MATERIAL PROVIDED —

## BEGIN

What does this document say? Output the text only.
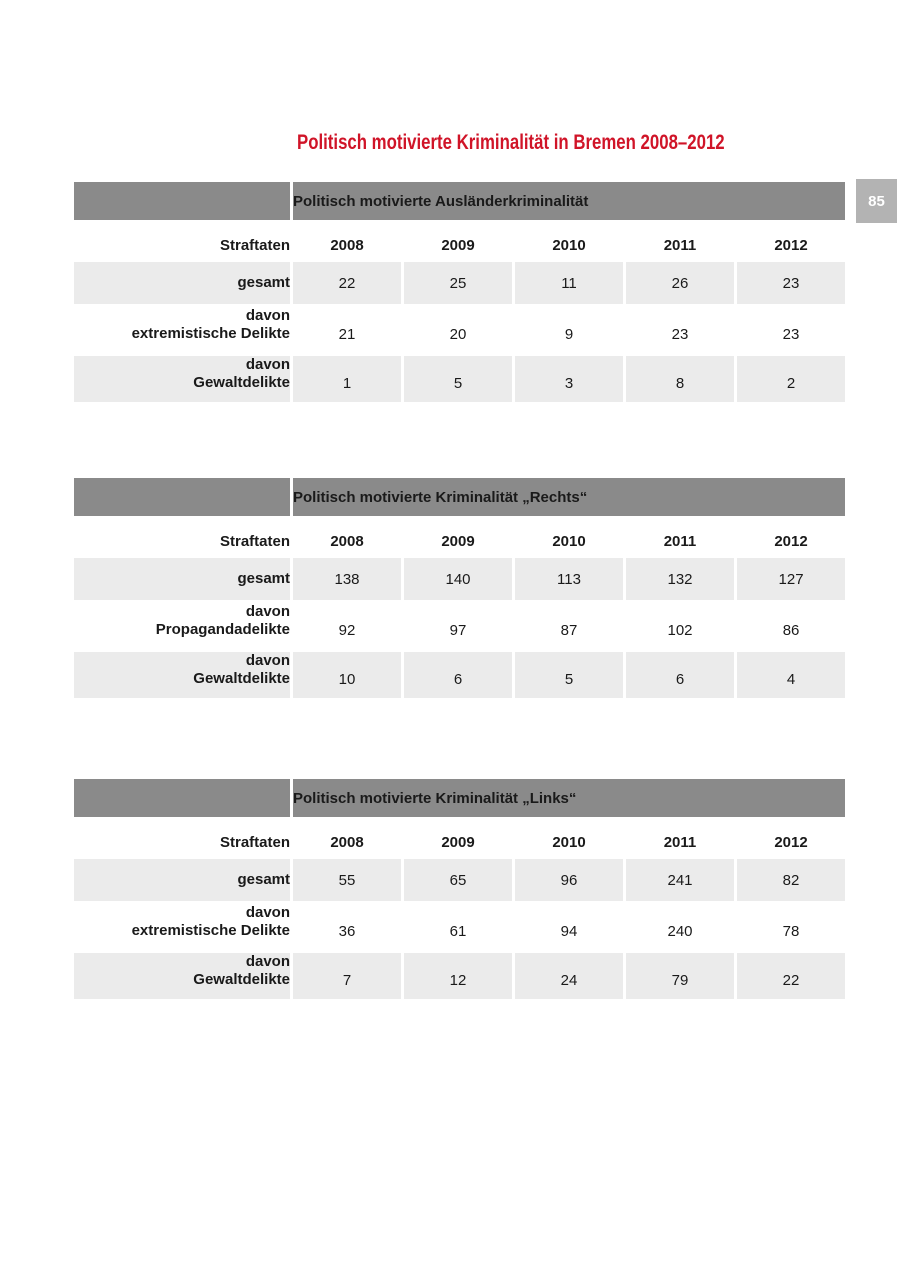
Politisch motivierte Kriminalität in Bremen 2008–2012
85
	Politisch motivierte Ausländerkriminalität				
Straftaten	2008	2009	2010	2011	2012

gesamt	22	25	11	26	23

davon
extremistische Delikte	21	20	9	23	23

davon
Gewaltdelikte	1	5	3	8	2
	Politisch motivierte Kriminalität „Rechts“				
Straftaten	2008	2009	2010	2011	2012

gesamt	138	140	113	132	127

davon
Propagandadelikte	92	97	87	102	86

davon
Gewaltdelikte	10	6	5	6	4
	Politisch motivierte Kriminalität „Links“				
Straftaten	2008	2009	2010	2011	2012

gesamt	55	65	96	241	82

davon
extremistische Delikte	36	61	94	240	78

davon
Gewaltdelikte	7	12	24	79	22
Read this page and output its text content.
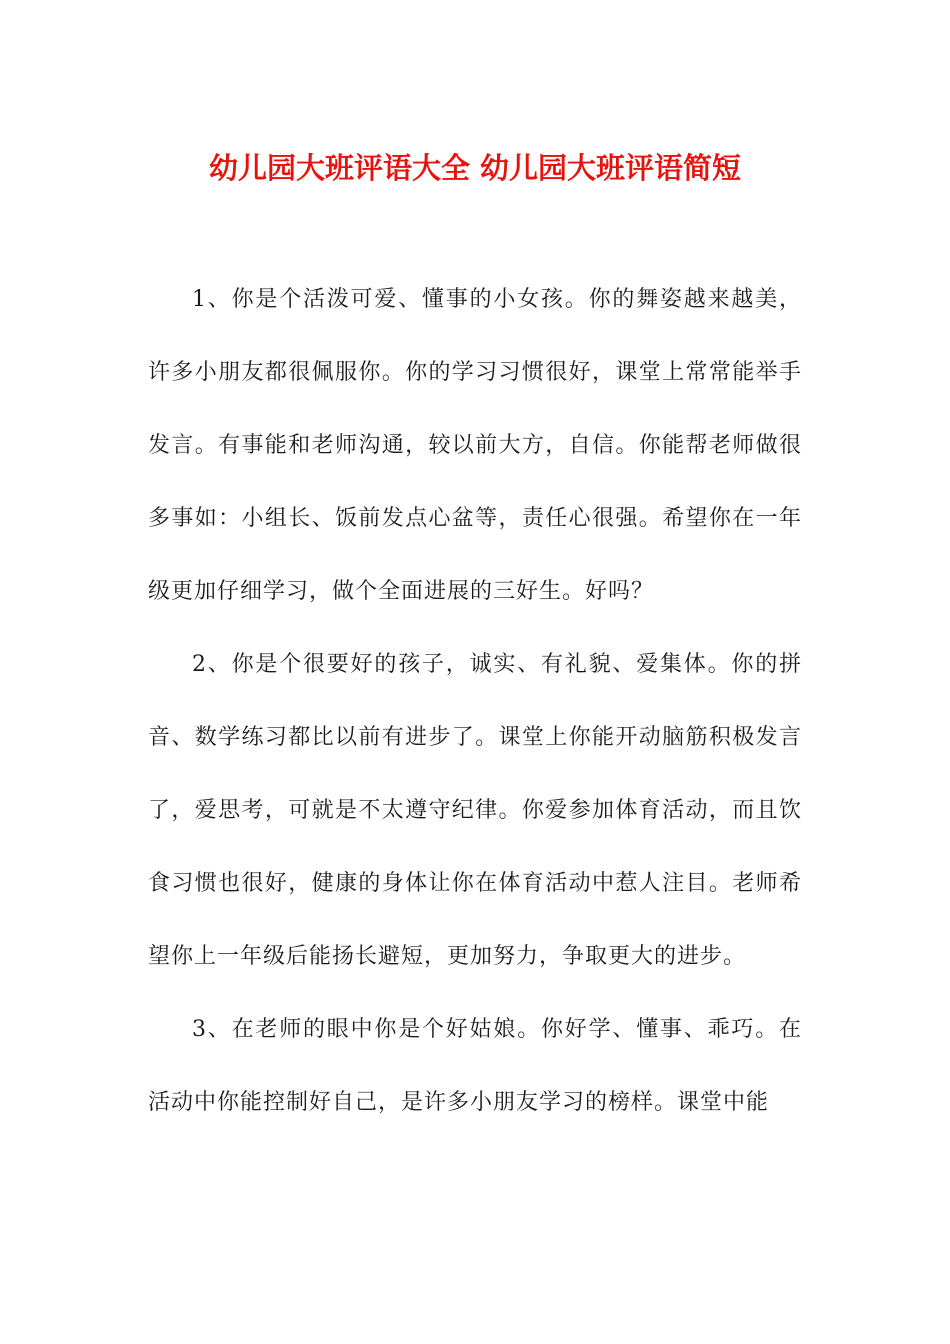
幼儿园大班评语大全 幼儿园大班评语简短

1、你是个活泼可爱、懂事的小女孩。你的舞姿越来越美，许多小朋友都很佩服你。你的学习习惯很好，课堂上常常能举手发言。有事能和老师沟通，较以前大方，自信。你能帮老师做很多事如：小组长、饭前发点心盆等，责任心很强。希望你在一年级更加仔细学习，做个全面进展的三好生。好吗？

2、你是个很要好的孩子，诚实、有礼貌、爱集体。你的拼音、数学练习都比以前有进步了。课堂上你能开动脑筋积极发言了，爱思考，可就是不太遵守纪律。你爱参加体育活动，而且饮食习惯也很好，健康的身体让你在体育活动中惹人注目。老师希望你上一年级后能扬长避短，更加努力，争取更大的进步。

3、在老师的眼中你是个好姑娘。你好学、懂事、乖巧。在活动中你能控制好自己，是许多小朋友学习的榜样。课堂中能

## END
## BEGIN

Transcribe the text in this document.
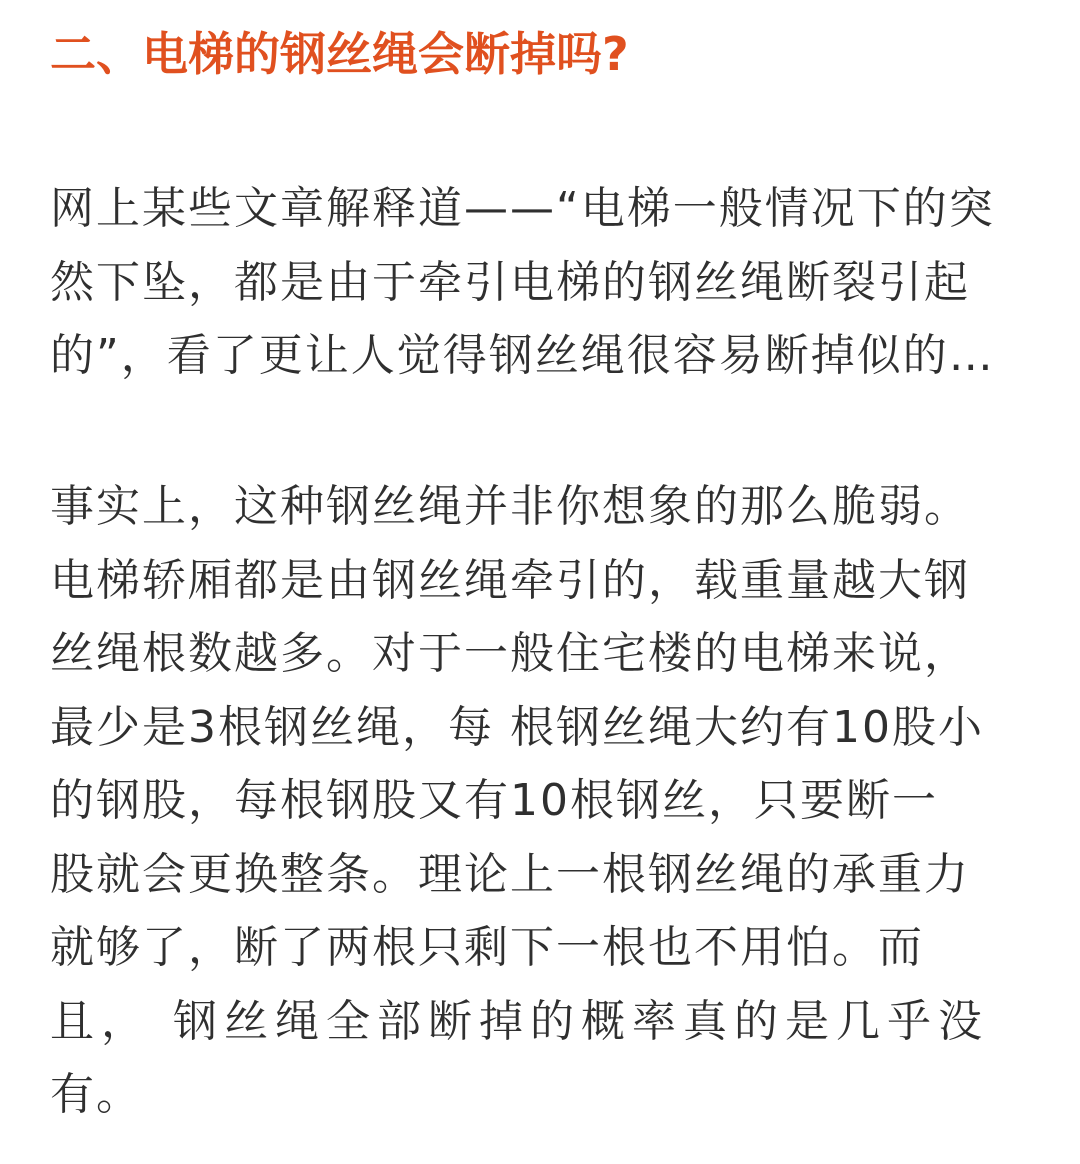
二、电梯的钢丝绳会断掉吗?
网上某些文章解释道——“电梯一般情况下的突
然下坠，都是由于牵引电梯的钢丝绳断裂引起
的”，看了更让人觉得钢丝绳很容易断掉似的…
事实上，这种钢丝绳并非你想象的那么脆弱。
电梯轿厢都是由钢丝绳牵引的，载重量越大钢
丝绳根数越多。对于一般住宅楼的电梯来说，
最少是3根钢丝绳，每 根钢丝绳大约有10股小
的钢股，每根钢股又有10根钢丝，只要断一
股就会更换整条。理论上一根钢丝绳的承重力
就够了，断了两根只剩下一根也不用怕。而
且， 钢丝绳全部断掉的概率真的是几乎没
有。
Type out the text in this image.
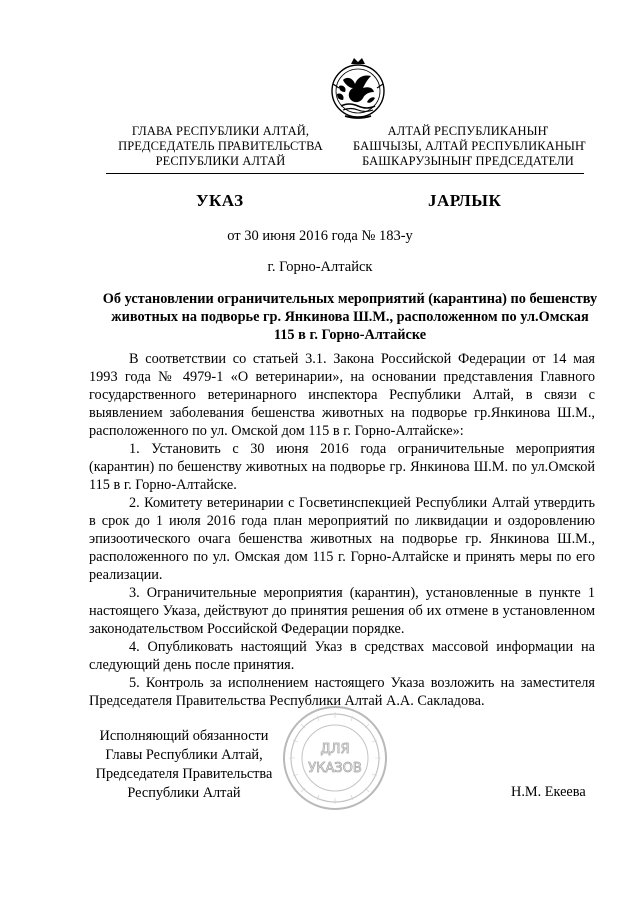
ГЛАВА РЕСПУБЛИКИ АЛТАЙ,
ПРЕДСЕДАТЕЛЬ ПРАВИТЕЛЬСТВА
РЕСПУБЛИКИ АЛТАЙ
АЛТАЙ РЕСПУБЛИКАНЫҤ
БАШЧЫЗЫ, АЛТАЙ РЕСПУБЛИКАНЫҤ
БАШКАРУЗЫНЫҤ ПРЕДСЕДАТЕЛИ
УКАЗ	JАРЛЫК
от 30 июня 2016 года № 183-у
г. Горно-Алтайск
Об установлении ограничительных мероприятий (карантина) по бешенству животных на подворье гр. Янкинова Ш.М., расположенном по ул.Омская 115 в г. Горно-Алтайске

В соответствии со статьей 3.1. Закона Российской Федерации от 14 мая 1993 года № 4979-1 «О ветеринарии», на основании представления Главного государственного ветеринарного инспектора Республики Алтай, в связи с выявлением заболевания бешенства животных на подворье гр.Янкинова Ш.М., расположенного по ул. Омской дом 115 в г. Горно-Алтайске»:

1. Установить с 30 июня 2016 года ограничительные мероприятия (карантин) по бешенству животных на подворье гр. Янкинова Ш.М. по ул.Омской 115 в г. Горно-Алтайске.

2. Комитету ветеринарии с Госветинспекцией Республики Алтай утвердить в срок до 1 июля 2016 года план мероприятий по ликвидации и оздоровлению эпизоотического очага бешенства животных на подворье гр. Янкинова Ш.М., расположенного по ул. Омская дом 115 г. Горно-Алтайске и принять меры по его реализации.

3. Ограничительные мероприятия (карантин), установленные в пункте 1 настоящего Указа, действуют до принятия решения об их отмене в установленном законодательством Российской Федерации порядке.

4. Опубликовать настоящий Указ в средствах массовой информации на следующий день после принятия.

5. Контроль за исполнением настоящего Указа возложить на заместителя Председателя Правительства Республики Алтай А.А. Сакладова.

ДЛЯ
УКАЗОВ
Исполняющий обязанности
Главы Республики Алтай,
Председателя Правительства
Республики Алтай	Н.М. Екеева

## END
## BEGIN

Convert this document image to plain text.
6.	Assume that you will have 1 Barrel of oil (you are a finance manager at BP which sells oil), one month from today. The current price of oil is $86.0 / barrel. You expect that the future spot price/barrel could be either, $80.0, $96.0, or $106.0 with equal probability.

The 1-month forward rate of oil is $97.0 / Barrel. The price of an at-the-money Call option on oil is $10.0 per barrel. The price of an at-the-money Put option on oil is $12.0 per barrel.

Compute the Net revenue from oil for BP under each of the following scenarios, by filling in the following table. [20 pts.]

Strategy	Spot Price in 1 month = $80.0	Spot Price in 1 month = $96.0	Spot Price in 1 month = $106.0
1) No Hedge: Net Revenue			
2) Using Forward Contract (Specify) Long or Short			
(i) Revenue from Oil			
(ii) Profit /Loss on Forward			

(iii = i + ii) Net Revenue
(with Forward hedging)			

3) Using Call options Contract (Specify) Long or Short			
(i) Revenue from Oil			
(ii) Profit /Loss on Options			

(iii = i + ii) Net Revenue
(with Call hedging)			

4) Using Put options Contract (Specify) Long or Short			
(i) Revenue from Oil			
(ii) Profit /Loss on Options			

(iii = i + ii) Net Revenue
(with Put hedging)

## END

TASK GOAL —
Look through the entries above; copy each line where the string "extremistische" appears.

TASK SOLUTION —
extremistische Delikte	21	20	9	23	23
extremistische Delikte	36	61	94	240	78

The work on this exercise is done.